:: Data section ::
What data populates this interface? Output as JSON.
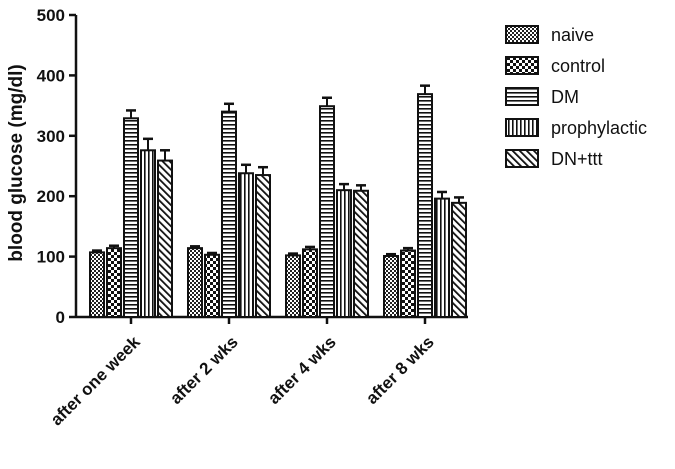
{
  "chart_data": {
    "type": "bar",
    "title": "",
    "xlabel": "",
    "ylabel": "blood glucose (mg/dl)",
    "ylim": [
      0,
      500
    ],
    "yticks": [
      0,
      100,
      200,
      300,
      400,
      500
    ],
    "categories": [
      "after one week",
      "after 2 wks",
      "after 4 wks",
      "after 8 wks"
    ],
    "legend_position": "right",
    "grid": false,
    "series": [
      {
        "name": "naive",
        "pattern": "checker-fine",
        "values": [
          107,
          114,
          102,
          101
        ],
        "errors": [
          3,
          3,
          3,
          3
        ]
      },
      {
        "name": "control",
        "pattern": "checker-coarse",
        "values": [
          114,
          103,
          112,
          110
        ],
        "errors": [
          4,
          3,
          4,
          4
        ]
      },
      {
        "name": "DM",
        "pattern": "horizontal-lines",
        "values": [
          329,
          340,
          349,
          369
        ],
        "errors": [
          13,
          13,
          14,
          14
        ]
      },
      {
        "name": "prophylactic",
        "pattern": "vertical-lines",
        "values": [
          276,
          238,
          210,
          196
        ],
        "errors": [
          19,
          14,
          10,
          11
        ]
      },
      {
        "name": "DN+ttt",
        "pattern": "diagonal-lines",
        "values": [
          259,
          235,
          209,
          189
        ],
        "errors": [
          17,
          13,
          9,
          9
        ]
      }
    ]
  }
}
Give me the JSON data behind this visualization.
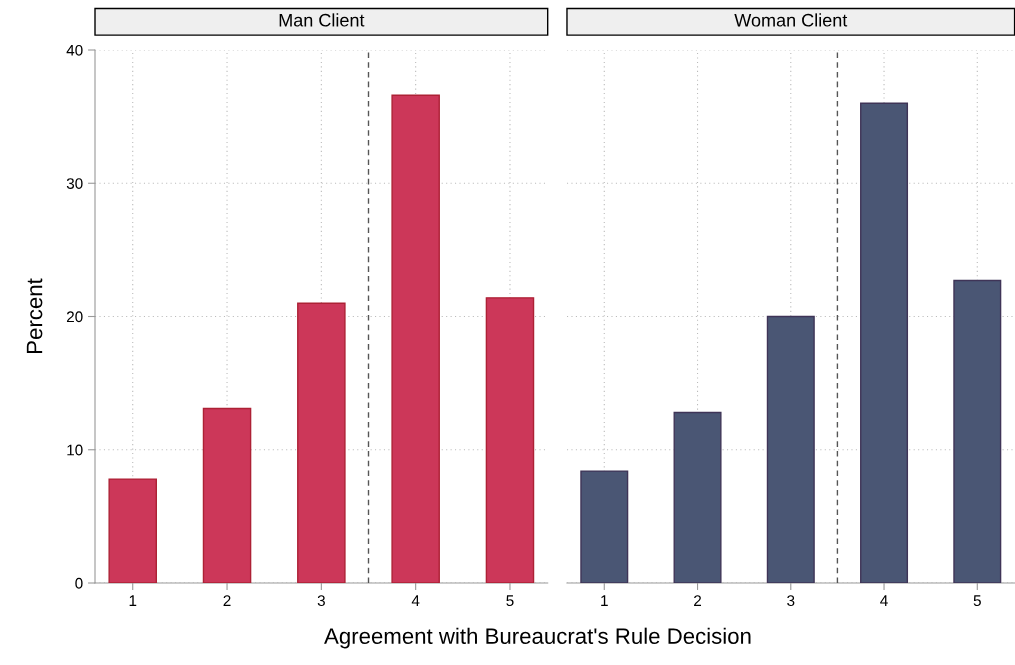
{
  "chart_data": [
    {
      "type": "bar",
      "title": "Man Client",
      "ylabel": "Percent",
      "xlabel": "Agreement with Bureaucrat's Rule Decision",
      "x": [
        1,
        2,
        3,
        4,
        5
      ],
      "series": [
        {
          "color": "#cc3759",
          "values": [
            7.8,
            13.1,
            21.0,
            36.6,
            21.4
          ]
        }
      ],
      "xlim": [
        0.6,
        5.4
      ],
      "xticks": [
        1,
        2,
        3,
        4,
        5
      ],
      "ylim": [
        0,
        40
      ],
      "yticks": [
        0,
        10,
        20,
        30,
        40
      ],
      "ref_lines": [
        {
          "axis": "x",
          "value": 3.5,
          "color": "#555555",
          "line_style": "dashed"
        }
      ],
      "grid": true,
      "legend": false
    },
    {
      "type": "bar",
      "title": "Woman Client",
      "x": [
        1,
        2,
        3,
        4,
        5
      ],
      "series": [
        {
          "color": "#4a5674",
          "values": [
            8.4,
            12.8,
            20.0,
            36.0,
            22.7
          ]
        }
      ],
      "xlim": [
        0.6,
        5.4
      ],
      "xticks": [
        1,
        2,
        3,
        4,
        5
      ],
      "ylim": [
        0,
        40
      ],
      "yticks": [
        0,
        10,
        20,
        30,
        40
      ],
      "ref_lines": [
        {
          "axis": "x",
          "value": 3.5,
          "color": "#555555",
          "line_style": "dashed"
        }
      ],
      "grid": true,
      "legend": false,
      "tick_labels": "x"
    }
  ]
}
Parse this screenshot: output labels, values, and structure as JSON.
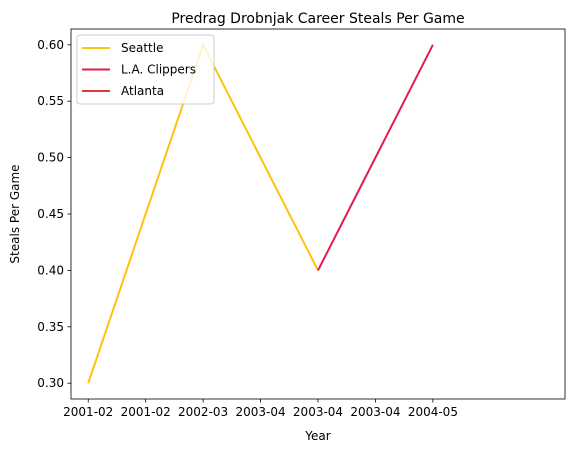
{
  "chart_data": {
    "type": "line",
    "title": "Predrag Drobnjak Career Steals Per Game",
    "xlabel": "Year",
    "ylabel": "Steals Per Game",
    "x_ticks": [
      "2001-02",
      "2001-02",
      "2002-03",
      "2003-04",
      "2003-04",
      "2003-04",
      "2004-05"
    ],
    "y_ticks": [
      "0.30",
      "0.35",
      "0.40",
      "0.45",
      "0.50",
      "0.55",
      "0.60"
    ],
    "ylim": [
      0.286,
      0.614
    ],
    "xlim": [
      -0.15,
      4.15
    ],
    "grid": false,
    "legend_position": "top-left",
    "series": [
      {
        "name": "Seattle",
        "color": "#FFC20E",
        "x": [
          0,
          1,
          2
        ],
        "y": [
          0.3,
          0.6,
          0.4
        ]
      },
      {
        "name": "L.A. Clippers",
        "color": "#E31C4E",
        "x": [
          2,
          3
        ],
        "y": [
          0.4,
          0.6
        ]
      },
      {
        "name": "Atlanta",
        "color": "#E03A3E",
        "x": [],
        "y": []
      }
    ]
  }
}
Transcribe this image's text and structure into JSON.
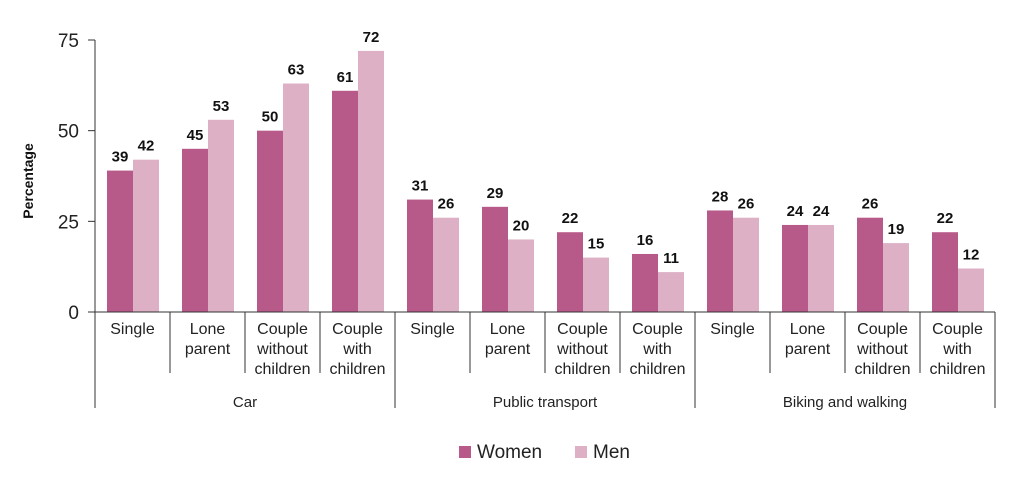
{
  "chart_data": {
    "type": "bar",
    "ylabel": "Percentage",
    "ylim": [
      0,
      75
    ],
    "yticks": [
      "0",
      "25",
      "50",
      "75"
    ],
    "grid": false,
    "legend_position": "bottom",
    "groups": [
      {
        "label": "Car",
        "categories": [
          [
            "Single"
          ],
          [
            "Lone",
            "parent"
          ],
          [
            "Couple",
            "without",
            "children"
          ],
          [
            "Couple",
            "with",
            "children"
          ]
        ]
      },
      {
        "label": "Public transport",
        "categories": [
          [
            "Single"
          ],
          [
            "Lone",
            "parent"
          ],
          [
            "Couple",
            "without",
            "children"
          ],
          [
            "Couple",
            "with",
            "children"
          ]
        ]
      },
      {
        "label": "Biking and walking",
        "categories": [
          [
            "Single"
          ],
          [
            "Lone",
            "parent"
          ],
          [
            "Couple",
            "without",
            "children"
          ],
          [
            "Couple",
            "with",
            "children"
          ]
        ]
      }
    ],
    "series": [
      {
        "name": "Women",
        "color": "#b85a89",
        "values": [
          39,
          45,
          50,
          61,
          31,
          29,
          22,
          16,
          28,
          24,
          26,
          22
        ]
      },
      {
        "name": "Men",
        "color": "#ddb0c6",
        "values": [
          42,
          53,
          63,
          72,
          26,
          20,
          15,
          11,
          26,
          24,
          19,
          12
        ]
      }
    ]
  }
}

:: Given exercise ::
Count each line of the entries that holds the word "JSON", then state the total and nothing more.

:: Answer to this exercise ::
4